* Start *
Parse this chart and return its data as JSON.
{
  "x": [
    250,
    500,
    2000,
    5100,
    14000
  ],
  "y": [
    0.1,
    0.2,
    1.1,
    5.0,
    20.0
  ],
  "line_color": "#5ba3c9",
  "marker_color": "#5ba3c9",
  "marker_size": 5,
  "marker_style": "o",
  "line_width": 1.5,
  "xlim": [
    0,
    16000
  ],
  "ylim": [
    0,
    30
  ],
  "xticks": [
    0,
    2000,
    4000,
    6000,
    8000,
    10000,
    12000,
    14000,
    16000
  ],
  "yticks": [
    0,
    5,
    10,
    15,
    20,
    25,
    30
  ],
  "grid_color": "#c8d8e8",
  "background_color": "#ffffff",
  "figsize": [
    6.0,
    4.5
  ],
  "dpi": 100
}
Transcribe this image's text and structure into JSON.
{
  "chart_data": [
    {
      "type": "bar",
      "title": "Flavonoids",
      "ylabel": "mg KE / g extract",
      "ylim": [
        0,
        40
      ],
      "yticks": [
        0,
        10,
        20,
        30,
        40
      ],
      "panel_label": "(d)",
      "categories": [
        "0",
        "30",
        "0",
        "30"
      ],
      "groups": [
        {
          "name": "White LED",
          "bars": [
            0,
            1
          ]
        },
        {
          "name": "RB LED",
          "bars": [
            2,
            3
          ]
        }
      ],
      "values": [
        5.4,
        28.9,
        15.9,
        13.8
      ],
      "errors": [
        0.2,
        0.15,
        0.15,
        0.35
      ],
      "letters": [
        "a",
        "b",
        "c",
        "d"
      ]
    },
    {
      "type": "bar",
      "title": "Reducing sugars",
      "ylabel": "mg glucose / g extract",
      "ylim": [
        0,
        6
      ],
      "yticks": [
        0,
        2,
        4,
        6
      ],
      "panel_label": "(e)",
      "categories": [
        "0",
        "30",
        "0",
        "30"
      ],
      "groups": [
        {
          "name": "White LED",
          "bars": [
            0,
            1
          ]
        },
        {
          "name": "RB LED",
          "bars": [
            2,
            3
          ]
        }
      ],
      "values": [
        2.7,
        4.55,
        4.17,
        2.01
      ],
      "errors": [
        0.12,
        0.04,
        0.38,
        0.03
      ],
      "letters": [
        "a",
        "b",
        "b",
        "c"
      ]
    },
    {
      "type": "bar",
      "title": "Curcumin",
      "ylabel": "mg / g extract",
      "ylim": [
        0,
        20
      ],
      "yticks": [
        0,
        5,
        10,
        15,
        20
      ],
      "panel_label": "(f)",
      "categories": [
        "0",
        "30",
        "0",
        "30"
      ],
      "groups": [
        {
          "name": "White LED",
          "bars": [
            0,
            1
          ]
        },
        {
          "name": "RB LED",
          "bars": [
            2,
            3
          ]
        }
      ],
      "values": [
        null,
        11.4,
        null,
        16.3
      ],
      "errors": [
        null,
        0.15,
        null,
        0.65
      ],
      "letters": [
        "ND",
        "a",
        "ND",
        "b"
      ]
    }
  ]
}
* End *
Please output the complete data exactly.

Parse this chart and return its data as JSON.
{
  "x": [
    250,
    500,
    2000,
    5100,
    14000
  ],
  "y": [
    0.1,
    0.2,
    1.1,
    5.0,
    20.0
  ],
  "line_color": "#5ba3c9",
  "marker_color": "#5ba3c9",
  "marker_size": 5,
  "marker_style": "o",
  "line_width": 1.5,
  "xlim": [
    0,
    16000
  ],
  "ylim": [
    0,
    30
  ],
  "xticks": [
    0,
    2000,
    4000,
    6000,
    8000,
    10000,
    12000,
    14000,
    16000
  ],
  "yticks": [
    0,
    5,
    10,
    15,
    20,
    25,
    30
  ],
  "grid_color": "#c8d8e8",
  "background_color": "#ffffff",
  "figsize": [
    6.0,
    4.5
  ],
  "dpi": 100
}
Transcribe this image's text and structure into JSON.
{
  "chart_data": [
    {
      "type": "bar",
      "title": "Flavonoids",
      "ylabel": "mg KE / g extract",
      "ylim": [
        0,
        40
      ],
      "yticks": [
        0,
        10,
        20,
        30,
        40
      ],
      "panel_label": "(d)",
      "categories": [
        "0",
        "30",
        "0",
        "30"
      ],
      "groups": [
        {
          "name": "White LED",
          "bars": [
            0,
            1
          ]
        },
        {
          "name": "RB LED",
          "bars": [
            2,
            3
          ]
        }
      ],
      "values": [
        5.4,
        28.9,
        15.9,
        13.8
      ],
      "errors": [
        0.2,
        0.15,
        0.15,
        0.35
      ],
      "letters": [
        "a",
        "b",
        "c",
        "d"
      ]
    },
    {
      "type": "bar",
      "title": "Reducing sugars",
      "ylabel": "mg glucose / g extract",
      "ylim": [
        0,
        6
      ],
      "yticks": [
        0,
        2,
        4,
        6
      ],
      "panel_label": "(e)",
      "categories": [
        "0",
        "30",
        "0",
        "30"
      ],
      "groups": [
        {
          "name": "White LED",
          "bars": [
            0,
            1
          ]
        },
        {
          "name": "RB LED",
          "bars": [
            2,
            3
          ]
        }
      ],
      "values": [
        2.7,
        4.55,
        4.17,
        2.01
      ],
      "errors": [
        0.12,
        0.04,
        0.38,
        0.03
      ],
      "letters": [
        "a",
        "b",
        "b",
        "c"
      ]
    },
    {
      "type": "bar",
      "title": "Curcumin",
      "ylabel": "mg / g extract",
      "ylim": [
        0,
        20
      ],
      "yticks": [
        0,
        5,
        10,
        15,
        20
      ],
      "panel_label": "(f)",
      "categories": [
        "0",
        "30",
        "0",
        "30"
      ],
      "groups": [
        {
          "name": "White LED",
          "bars": [
            0,
            1
          ]
        },
        {
          "name": "RB LED",
          "bars": [
            2,
            3
          ]
        }
      ],
      "values": [
        null,
        11.4,
        null,
        16.3
      ],
      "errors": [
        null,
        0.15,
        null,
        0.65
      ],
      "letters": [
        "ND",
        "a",
        "ND",
        "b"
      ]
    }
  ]
}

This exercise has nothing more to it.